## To be done
Pictures do not belong in the copy; quote every entry below exactly.

[Start Record set]

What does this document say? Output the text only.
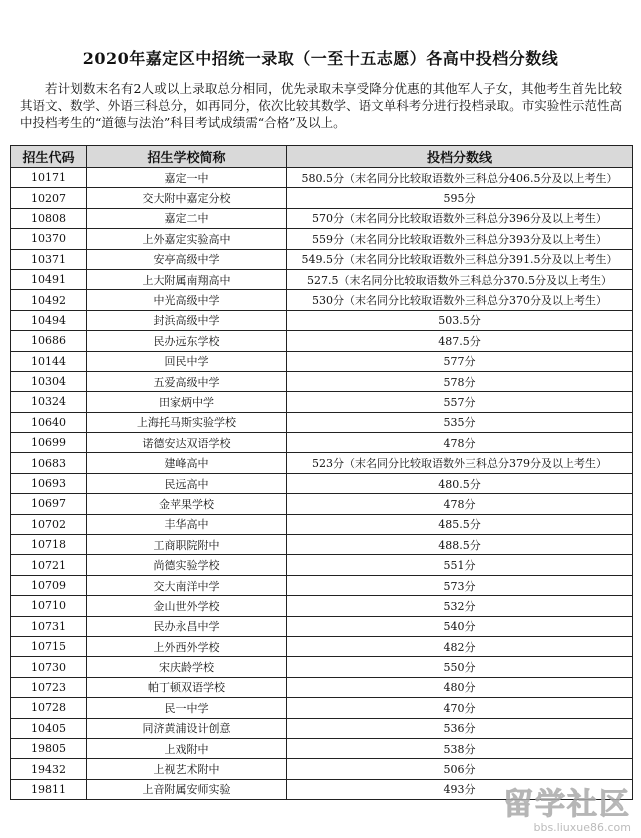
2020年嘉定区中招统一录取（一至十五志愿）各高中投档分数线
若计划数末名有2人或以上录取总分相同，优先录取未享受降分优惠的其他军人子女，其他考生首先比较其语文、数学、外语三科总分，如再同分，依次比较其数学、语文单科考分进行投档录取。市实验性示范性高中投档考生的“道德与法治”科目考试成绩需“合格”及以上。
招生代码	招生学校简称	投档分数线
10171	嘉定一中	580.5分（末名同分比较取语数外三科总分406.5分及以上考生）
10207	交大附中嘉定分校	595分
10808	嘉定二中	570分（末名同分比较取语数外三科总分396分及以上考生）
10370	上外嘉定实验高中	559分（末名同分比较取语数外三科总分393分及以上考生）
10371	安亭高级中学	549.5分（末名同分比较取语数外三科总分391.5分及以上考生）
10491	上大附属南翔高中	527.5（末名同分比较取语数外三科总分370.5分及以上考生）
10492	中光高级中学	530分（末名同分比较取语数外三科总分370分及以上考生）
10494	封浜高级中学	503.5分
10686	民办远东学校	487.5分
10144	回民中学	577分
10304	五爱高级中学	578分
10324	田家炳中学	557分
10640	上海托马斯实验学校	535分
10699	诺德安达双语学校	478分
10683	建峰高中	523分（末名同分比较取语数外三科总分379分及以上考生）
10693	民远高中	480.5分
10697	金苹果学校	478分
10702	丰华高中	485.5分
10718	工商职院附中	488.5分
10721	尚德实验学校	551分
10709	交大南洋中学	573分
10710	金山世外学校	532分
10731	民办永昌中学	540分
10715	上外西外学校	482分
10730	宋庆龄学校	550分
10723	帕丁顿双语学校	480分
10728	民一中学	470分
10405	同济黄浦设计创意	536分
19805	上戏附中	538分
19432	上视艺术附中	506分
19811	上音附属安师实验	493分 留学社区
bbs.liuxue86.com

[End Record set]

## Full solution
What does this document say? Output the text only.
2020年嘉定区中招统一录取（一至十五志愿）各高中投档分数线
若计划数末名有2人或以上录取总分相同，优先录取未享受降分优惠的其他军人子女，其他考生首先比较其语文、数学、外语三科总分，如再同分，依次比较其数学、语文单科考分进行投档录取。市实验性示范性高中投档考生的“道德与法治”科目考试成绩需“合格”及以上。
招生代码	招生学校简称	投档分数线
10171	嘉定一中	580.5分（末名同分比较取语数外三科总分406.5分及以上考生）
10207	交大附中嘉定分校	595分
10808	嘉定二中	570分（末名同分比较取语数外三科总分396分及以上考生）
10370	上外嘉定实验高中	559分（末名同分比较取语数外三科总分393分及以上考生）
10371	安亭高级中学	549.5分（末名同分比较取语数外三科总分391.5分及以上考生）
10491	上大附属南翔高中	527.5（末名同分比较取语数外三科总分370.5分及以上考生）
10492	中光高级中学	530分（末名同分比较取语数外三科总分370分及以上考生）
10494	封浜高级中学	503.5分
10686	民办远东学校	487.5分
10144	回民中学	577分
10304	五爱高级中学	578分
10324	田家炳中学	557分
10640	上海托马斯实验学校	535分
10699	诺德安达双语学校	478分
10683	建峰高中	523分（末名同分比较取语数外三科总分379分及以上考生）
10693	民远高中	480.5分
10697	金苹果学校	478分
10702	丰华高中	485.5分
10718	工商职院附中	488.5分
10721	尚德实验学校	551分
10709	交大南洋中学	573分
10710	金山世外学校	532分
10731	民办永昌中学	540分
10715	上外西外学校	482分
10730	宋庆龄学校	550分
10723	帕丁顿双语学校	480分
10728	民一中学	470分
10405	同济黄浦设计创意	536分
19805	上戏附中	538分
19432	上视艺术附中	506分
19811	上音附属安师实验	493分 留学社区
bbs.liuxue86.com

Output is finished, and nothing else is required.